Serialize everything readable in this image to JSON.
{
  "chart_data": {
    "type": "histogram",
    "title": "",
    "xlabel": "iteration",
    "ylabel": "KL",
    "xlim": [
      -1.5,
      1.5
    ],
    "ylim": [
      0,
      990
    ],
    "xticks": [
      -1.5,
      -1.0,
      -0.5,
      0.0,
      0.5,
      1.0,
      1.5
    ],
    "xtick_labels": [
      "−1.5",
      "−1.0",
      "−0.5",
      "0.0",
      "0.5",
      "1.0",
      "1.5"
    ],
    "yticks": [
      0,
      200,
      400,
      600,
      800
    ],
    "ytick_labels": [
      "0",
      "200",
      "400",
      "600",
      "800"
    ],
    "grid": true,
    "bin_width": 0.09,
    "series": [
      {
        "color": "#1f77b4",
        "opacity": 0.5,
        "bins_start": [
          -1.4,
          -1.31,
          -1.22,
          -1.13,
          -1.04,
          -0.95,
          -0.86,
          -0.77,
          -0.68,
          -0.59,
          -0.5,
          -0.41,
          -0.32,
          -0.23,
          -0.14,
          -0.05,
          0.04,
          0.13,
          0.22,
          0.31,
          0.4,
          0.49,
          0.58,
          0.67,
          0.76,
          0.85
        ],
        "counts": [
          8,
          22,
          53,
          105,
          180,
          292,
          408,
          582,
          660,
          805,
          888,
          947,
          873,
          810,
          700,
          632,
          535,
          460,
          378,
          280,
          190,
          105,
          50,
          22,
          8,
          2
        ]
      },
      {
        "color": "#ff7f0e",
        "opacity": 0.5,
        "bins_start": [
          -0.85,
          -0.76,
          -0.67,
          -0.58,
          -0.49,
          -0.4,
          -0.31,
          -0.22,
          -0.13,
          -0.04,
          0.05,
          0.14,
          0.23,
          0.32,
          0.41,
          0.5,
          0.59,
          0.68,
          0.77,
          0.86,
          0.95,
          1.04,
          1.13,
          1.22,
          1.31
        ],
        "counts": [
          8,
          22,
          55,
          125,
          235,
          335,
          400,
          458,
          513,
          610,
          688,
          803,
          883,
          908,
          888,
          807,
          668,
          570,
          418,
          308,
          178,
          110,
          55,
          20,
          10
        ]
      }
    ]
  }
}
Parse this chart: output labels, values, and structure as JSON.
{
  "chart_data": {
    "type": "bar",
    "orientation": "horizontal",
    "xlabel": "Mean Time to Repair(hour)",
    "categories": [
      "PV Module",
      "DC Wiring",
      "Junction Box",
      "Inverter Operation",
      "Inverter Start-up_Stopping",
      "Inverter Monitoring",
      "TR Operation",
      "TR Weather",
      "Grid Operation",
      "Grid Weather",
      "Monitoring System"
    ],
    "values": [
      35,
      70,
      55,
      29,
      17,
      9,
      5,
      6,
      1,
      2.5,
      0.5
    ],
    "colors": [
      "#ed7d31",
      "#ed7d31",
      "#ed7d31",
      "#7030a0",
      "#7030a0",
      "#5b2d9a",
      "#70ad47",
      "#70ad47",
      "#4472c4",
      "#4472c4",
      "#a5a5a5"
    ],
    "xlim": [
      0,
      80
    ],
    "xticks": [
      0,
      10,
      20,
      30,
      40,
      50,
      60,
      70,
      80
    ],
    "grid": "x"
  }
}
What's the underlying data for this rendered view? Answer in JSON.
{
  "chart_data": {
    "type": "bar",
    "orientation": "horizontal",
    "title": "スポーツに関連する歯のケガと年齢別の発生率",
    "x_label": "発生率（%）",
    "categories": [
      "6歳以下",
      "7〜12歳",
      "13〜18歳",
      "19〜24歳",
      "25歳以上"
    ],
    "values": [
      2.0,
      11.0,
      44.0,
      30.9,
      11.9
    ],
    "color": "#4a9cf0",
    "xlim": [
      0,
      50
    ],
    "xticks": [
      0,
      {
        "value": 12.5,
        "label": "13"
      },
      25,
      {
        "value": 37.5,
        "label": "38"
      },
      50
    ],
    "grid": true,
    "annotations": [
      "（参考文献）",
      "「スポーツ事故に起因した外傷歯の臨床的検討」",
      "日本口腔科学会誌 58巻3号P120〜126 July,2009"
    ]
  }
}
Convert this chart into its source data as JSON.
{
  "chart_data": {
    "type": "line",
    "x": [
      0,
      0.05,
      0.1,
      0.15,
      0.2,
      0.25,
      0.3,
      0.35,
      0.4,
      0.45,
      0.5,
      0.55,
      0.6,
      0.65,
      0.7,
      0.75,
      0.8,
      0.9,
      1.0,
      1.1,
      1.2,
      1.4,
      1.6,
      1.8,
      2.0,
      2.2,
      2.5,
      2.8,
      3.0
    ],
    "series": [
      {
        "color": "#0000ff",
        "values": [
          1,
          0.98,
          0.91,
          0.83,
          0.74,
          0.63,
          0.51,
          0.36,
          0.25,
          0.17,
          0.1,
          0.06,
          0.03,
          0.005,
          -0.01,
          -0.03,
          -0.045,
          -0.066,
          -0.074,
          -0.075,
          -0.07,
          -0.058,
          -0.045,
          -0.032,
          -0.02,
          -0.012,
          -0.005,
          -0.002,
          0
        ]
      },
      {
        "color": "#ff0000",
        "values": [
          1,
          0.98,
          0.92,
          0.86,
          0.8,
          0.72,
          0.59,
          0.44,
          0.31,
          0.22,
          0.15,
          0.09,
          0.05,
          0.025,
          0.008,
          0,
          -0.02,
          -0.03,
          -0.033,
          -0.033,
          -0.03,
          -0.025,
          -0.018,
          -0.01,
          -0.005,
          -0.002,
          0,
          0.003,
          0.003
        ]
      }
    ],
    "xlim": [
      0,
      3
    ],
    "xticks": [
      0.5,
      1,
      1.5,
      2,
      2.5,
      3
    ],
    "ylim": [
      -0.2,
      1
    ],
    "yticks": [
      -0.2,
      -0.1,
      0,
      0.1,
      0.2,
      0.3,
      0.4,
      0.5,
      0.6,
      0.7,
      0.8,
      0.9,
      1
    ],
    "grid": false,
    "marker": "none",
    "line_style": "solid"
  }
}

> [Required work]: The string "Inverter" may appear in lines of the listing above; tally those lines and give the number only.

> [Response]: 3